— Start of Available records —

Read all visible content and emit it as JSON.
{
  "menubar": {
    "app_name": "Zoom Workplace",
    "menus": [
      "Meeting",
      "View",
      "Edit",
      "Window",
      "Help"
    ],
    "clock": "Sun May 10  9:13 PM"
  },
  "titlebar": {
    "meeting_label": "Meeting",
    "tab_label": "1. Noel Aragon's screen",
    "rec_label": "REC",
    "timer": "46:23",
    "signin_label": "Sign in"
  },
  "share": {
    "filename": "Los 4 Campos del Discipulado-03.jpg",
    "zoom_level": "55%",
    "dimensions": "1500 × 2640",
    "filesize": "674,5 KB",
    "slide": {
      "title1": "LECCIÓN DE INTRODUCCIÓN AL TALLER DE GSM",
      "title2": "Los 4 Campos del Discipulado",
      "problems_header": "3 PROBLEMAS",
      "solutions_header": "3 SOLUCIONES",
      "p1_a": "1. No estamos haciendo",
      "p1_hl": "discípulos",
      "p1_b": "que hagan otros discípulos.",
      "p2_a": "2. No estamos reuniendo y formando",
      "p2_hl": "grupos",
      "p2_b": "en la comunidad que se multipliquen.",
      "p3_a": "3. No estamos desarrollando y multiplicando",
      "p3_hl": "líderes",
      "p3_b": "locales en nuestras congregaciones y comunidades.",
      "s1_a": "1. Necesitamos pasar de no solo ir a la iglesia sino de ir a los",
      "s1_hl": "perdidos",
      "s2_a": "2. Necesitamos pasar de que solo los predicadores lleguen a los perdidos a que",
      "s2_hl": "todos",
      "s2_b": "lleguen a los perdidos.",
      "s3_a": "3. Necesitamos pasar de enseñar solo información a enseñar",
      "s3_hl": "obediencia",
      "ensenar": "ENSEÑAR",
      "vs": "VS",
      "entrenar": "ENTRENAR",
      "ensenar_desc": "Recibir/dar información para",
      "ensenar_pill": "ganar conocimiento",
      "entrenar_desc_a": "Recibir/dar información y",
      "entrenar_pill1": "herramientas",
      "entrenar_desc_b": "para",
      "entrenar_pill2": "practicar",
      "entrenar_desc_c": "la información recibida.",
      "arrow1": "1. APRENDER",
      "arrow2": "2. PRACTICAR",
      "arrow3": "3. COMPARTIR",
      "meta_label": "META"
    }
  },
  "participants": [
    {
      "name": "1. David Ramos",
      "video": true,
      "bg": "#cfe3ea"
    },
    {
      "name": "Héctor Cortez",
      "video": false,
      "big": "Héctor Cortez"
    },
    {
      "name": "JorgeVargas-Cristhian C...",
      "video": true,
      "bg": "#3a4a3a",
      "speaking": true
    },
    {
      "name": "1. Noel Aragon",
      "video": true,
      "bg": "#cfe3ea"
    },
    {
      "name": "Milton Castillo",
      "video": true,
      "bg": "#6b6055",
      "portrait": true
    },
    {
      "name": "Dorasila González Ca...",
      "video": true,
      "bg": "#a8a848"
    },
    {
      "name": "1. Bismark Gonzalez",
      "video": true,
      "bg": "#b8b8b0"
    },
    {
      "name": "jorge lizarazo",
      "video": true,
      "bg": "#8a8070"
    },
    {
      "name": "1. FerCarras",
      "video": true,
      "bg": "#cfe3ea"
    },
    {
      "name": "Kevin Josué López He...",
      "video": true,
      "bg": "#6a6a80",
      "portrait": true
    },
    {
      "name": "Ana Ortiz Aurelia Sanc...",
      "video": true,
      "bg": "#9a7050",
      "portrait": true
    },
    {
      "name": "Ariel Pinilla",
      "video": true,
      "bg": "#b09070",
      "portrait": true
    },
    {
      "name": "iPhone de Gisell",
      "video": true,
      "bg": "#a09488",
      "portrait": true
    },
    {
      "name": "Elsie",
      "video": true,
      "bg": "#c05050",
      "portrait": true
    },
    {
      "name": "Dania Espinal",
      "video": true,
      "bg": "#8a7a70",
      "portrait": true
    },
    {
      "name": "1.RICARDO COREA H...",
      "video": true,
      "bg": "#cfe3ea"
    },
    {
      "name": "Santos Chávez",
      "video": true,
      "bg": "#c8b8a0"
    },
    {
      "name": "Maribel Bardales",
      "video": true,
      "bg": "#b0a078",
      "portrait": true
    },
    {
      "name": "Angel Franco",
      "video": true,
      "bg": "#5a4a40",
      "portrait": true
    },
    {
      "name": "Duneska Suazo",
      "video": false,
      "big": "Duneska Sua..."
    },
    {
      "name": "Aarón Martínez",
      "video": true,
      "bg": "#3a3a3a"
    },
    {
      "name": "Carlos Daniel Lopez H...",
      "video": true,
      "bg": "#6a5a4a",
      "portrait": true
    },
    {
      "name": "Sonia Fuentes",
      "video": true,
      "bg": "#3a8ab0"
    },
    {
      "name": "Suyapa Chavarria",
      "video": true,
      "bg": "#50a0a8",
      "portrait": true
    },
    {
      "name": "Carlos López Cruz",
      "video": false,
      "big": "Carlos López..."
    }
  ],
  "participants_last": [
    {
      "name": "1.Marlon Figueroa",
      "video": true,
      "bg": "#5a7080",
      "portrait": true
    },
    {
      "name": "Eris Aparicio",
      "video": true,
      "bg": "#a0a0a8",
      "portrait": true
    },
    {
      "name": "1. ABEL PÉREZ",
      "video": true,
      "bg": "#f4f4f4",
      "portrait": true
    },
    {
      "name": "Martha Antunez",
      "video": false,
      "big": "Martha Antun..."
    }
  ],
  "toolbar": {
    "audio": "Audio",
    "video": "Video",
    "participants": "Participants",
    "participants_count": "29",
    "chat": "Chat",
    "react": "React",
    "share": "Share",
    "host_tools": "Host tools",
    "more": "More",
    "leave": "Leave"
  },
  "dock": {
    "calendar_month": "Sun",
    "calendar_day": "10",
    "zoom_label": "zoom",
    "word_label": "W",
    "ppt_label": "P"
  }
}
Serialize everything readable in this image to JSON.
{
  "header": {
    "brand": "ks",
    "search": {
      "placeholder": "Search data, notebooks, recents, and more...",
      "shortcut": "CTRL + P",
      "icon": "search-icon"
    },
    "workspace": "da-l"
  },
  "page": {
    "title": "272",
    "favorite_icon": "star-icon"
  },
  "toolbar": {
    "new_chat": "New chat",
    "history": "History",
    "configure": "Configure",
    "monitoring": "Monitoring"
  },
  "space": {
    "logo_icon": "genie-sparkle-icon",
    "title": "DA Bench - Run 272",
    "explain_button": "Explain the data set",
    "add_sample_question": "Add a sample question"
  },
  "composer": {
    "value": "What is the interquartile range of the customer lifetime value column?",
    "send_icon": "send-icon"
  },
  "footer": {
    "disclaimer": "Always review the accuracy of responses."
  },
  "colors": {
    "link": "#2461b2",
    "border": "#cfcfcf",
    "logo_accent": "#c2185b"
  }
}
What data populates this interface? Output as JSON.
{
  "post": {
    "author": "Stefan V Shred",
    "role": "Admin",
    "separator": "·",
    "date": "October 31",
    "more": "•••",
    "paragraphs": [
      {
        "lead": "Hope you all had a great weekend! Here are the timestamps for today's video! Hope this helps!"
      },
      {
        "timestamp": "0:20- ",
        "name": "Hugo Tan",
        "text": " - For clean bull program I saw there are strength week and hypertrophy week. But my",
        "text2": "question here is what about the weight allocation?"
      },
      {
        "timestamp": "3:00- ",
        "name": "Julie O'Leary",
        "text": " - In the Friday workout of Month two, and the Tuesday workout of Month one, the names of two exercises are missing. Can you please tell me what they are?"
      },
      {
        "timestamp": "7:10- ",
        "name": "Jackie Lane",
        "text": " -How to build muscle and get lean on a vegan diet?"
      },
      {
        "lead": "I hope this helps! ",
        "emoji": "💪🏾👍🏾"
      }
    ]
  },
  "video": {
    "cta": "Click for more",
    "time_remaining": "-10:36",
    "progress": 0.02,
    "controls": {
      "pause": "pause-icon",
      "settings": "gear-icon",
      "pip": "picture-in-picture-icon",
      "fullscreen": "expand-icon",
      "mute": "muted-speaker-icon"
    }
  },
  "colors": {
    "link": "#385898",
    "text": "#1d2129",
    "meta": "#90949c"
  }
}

— End of Available records —

Directive
Search the listing for the word "pasar". Copy every line in which it occurs.

Reply
      "s1_a": "1. Necesitamos pasar de no solo ir a la iglesia sino de ir a los",
      "s2_a": "2. Necesitamos pasar de que solo los predicadores lleguen a los perdidos a que",
      "s3_a": "3. Necesitamos pasar de enseñar solo información a enseñar",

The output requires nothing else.